[Dataset excerpt]
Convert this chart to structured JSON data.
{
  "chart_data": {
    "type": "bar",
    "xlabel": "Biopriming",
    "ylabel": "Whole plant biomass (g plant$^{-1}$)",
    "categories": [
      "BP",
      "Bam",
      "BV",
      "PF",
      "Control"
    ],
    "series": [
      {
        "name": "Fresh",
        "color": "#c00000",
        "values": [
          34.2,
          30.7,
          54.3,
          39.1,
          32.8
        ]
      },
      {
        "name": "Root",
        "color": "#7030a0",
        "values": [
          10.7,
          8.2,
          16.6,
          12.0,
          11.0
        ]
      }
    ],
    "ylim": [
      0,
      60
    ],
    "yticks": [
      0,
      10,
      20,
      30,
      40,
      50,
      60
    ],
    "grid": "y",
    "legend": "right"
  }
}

-- EXERCISE INSTRUCTIONS --
The records above should be repeated in full, exactly as given.

-- OUTPUT OF THE TASK --
Convert this chart to structured JSON data.
{
  "chart_data": {
    "type": "bar",
    "xlabel": "Biopriming",
    "ylabel": "Whole plant biomass (g plant$^{-1}$)",
    "categories": [
      "BP",
      "Bam",
      "BV",
      "PF",
      "Control"
    ],
    "series": [
      {
        "name": "Fresh",
        "color": "#c00000",
        "values": [
          34.2,
          30.7,
          54.3,
          39.1,
          32.8
        ]
      },
      {
        "name": "Root",
        "color": "#7030a0",
        "values": [
          10.7,
          8.2,
          16.6,
          12.0,
          11.0
        ]
      }
    ],
    "ylim": [
      0,
      60
    ],
    "yticks": [
      0,
      10,
      20,
      30,
      40,
      50,
      60
    ],
    "grid": "y",
    "legend": "right"
  }
}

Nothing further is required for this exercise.